*** Material provided ***
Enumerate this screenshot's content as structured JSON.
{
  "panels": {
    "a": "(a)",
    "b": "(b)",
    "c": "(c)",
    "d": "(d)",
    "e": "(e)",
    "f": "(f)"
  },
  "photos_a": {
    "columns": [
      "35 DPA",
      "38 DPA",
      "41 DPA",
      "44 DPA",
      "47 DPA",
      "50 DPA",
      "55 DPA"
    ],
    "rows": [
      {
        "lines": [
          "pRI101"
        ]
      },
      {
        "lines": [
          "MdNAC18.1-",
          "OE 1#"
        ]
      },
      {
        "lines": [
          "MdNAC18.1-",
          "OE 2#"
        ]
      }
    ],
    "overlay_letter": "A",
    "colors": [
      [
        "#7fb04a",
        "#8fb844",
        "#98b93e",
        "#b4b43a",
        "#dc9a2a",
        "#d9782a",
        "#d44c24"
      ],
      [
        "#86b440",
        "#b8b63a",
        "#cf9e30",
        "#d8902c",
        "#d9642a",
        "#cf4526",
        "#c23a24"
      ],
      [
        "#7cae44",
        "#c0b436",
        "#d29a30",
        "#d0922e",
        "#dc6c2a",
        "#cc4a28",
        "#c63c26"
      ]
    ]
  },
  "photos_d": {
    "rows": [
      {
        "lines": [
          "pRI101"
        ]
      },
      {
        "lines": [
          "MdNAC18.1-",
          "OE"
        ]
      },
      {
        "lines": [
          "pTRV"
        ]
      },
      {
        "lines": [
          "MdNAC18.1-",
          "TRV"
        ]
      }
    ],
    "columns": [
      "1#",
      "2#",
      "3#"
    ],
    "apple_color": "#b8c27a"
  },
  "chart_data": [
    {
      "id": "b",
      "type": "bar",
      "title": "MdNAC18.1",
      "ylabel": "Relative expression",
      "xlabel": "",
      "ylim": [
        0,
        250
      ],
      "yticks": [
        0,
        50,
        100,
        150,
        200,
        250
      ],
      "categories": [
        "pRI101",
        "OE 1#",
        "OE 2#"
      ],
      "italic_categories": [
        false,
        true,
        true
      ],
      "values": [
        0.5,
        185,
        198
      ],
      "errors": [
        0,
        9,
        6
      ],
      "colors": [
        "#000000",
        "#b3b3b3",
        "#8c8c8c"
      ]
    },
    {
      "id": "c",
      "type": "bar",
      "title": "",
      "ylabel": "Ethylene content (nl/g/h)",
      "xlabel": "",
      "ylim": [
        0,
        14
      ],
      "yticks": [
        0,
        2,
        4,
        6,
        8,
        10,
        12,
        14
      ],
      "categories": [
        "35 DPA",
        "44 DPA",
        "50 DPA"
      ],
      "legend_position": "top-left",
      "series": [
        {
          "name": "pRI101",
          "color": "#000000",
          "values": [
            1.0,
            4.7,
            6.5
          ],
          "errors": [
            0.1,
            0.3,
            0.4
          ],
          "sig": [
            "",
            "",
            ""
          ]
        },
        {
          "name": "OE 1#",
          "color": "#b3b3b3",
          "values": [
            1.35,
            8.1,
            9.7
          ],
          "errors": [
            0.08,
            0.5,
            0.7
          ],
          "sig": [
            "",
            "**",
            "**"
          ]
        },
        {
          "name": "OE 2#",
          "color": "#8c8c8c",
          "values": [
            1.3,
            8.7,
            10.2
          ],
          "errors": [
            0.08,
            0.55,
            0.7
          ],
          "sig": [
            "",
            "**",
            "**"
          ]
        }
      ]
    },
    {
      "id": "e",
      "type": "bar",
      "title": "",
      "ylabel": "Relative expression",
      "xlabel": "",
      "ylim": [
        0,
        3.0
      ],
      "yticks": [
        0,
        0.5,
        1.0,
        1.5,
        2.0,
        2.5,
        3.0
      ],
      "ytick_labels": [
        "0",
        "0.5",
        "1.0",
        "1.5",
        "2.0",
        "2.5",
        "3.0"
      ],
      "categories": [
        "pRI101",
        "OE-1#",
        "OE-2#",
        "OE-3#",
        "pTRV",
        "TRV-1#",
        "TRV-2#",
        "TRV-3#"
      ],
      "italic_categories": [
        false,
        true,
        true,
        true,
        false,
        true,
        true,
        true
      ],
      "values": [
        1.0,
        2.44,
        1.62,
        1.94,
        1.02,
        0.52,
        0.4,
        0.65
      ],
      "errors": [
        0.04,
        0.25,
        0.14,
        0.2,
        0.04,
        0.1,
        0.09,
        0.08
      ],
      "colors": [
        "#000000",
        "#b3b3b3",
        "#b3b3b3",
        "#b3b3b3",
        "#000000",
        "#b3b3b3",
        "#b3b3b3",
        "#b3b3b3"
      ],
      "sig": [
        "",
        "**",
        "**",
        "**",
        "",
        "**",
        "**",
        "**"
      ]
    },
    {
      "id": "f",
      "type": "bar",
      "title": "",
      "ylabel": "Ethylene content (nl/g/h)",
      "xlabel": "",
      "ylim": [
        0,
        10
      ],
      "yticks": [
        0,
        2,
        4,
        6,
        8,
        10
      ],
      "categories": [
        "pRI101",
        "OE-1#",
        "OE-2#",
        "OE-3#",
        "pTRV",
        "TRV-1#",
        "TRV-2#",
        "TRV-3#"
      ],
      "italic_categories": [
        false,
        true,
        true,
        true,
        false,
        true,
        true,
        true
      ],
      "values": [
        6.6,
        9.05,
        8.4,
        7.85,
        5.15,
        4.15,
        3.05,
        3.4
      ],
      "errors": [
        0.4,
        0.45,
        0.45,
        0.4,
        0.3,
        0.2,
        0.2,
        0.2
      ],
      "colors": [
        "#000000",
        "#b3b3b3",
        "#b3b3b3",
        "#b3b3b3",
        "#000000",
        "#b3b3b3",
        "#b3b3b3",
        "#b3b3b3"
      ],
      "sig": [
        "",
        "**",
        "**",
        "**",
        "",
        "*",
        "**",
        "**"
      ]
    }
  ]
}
***
- **Stated goal**
Output the records above in their entirety, exactly.

- **Task response**
Enumerate this screenshot's content as structured JSON.
{
  "panels": {
    "a": "(a)",
    "b": "(b)",
    "c": "(c)",
    "d": "(d)",
    "e": "(e)",
    "f": "(f)"
  },
  "photos_a": {
    "columns": [
      "35 DPA",
      "38 DPA",
      "41 DPA",
      "44 DPA",
      "47 DPA",
      "50 DPA",
      "55 DPA"
    ],
    "rows": [
      {
        "lines": [
          "pRI101"
        ]
      },
      {
        "lines": [
          "MdNAC18.1-",
          "OE 1#"
        ]
      },
      {
        "lines": [
          "MdNAC18.1-",
          "OE 2#"
        ]
      }
    ],
    "overlay_letter": "A",
    "colors": [
      [
        "#7fb04a",
        "#8fb844",
        "#98b93e",
        "#b4b43a",
        "#dc9a2a",
        "#d9782a",
        "#d44c24"
      ],
      [
        "#86b440",
        "#b8b63a",
        "#cf9e30",
        "#d8902c",
        "#d9642a",
        "#cf4526",
        "#c23a24"
      ],
      [
        "#7cae44",
        "#c0b436",
        "#d29a30",
        "#d0922e",
        "#dc6c2a",
        "#cc4a28",
        "#c63c26"
      ]
    ]
  },
  "photos_d": {
    "rows": [
      {
        "lines": [
          "pRI101"
        ]
      },
      {
        "lines": [
          "MdNAC18.1-",
          "OE"
        ]
      },
      {
        "lines": [
          "pTRV"
        ]
      },
      {
        "lines": [
          "MdNAC18.1-",
          "TRV"
        ]
      }
    ],
    "columns": [
      "1#",
      "2#",
      "3#"
    ],
    "apple_color": "#b8c27a"
  },
  "chart_data": [
    {
      "id": "b",
      "type": "bar",
      "title": "MdNAC18.1",
      "ylabel": "Relative expression",
      "xlabel": "",
      "ylim": [
        0,
        250
      ],
      "yticks": [
        0,
        50,
        100,
        150,
        200,
        250
      ],
      "categories": [
        "pRI101",
        "OE 1#",
        "OE 2#"
      ],
      "italic_categories": [
        false,
        true,
        true
      ],
      "values": [
        0.5,
        185,
        198
      ],
      "errors": [
        0,
        9,
        6
      ],
      "colors": [
        "#000000",
        "#b3b3b3",
        "#8c8c8c"
      ]
    },
    {
      "id": "c",
      "type": "bar",
      "title": "",
      "ylabel": "Ethylene content (nl/g/h)",
      "xlabel": "",
      "ylim": [
        0,
        14
      ],
      "yticks": [
        0,
        2,
        4,
        6,
        8,
        10,
        12,
        14
      ],
      "categories": [
        "35 DPA",
        "44 DPA",
        "50 DPA"
      ],
      "legend_position": "top-left",
      "series": [
        {
          "name": "pRI101",
          "color": "#000000",
          "values": [
            1.0,
            4.7,
            6.5
          ],
          "errors": [
            0.1,
            0.3,
            0.4
          ],
          "sig": [
            "",
            "",
            ""
          ]
        },
        {
          "name": "OE 1#",
          "color": "#b3b3b3",
          "values": [
            1.35,
            8.1,
            9.7
          ],
          "errors": [
            0.08,
            0.5,
            0.7
          ],
          "sig": [
            "",
            "**",
            "**"
          ]
        },
        {
          "name": "OE 2#",
          "color": "#8c8c8c",
          "values": [
            1.3,
            8.7,
            10.2
          ],
          "errors": [
            0.08,
            0.55,
            0.7
          ],
          "sig": [
            "",
            "**",
            "**"
          ]
        }
      ]
    },
    {
      "id": "e",
      "type": "bar",
      "title": "",
      "ylabel": "Relative expression",
      "xlabel": "",
      "ylim": [
        0,
        3.0
      ],
      "yticks": [
        0,
        0.5,
        1.0,
        1.5,
        2.0,
        2.5,
        3.0
      ],
      "ytick_labels": [
        "0",
        "0.5",
        "1.0",
        "1.5",
        "2.0",
        "2.5",
        "3.0"
      ],
      "categories": [
        "pRI101",
        "OE-1#",
        "OE-2#",
        "OE-3#",
        "pTRV",
        "TRV-1#",
        "TRV-2#",
        "TRV-3#"
      ],
      "italic_categories": [
        false,
        true,
        true,
        true,
        false,
        true,
        true,
        true
      ],
      "values": [
        1.0,
        2.44,
        1.62,
        1.94,
        1.02,
        0.52,
        0.4,
        0.65
      ],
      "errors": [
        0.04,
        0.25,
        0.14,
        0.2,
        0.04,
        0.1,
        0.09,
        0.08
      ],
      "colors": [
        "#000000",
        "#b3b3b3",
        "#b3b3b3",
        "#b3b3b3",
        "#000000",
        "#b3b3b3",
        "#b3b3b3",
        "#b3b3b3"
      ],
      "sig": [
        "",
        "**",
        "**",
        "**",
        "",
        "**",
        "**",
        "**"
      ]
    },
    {
      "id": "f",
      "type": "bar",
      "title": "",
      "ylabel": "Ethylene content (nl/g/h)",
      "xlabel": "",
      "ylim": [
        0,
        10
      ],
      "yticks": [
        0,
        2,
        4,
        6,
        8,
        10
      ],
      "categories": [
        "pRI101",
        "OE-1#",
        "OE-2#",
        "OE-3#",
        "pTRV",
        "TRV-1#",
        "TRV-2#",
        "TRV-3#"
      ],
      "italic_categories": [
        false,
        true,
        true,
        true,
        false,
        true,
        true,
        true
      ],
      "values": [
        6.6,
        9.05,
        8.4,
        7.85,
        5.15,
        4.15,
        3.05,
        3.4
      ],
      "errors": [
        0.4,
        0.45,
        0.45,
        0.4,
        0.3,
        0.2,
        0.2,
        0.2
      ],
      "colors": [
        "#000000",
        "#b3b3b3",
        "#b3b3b3",
        "#b3b3b3",
        "#000000",
        "#b3b3b3",
        "#b3b3b3",
        "#b3b3b3"
      ],
      "sig": [
        "",
        "**",
        "**",
        "**",
        "",
        "*",
        "**",
        "**"
      ]
    }
  ]
}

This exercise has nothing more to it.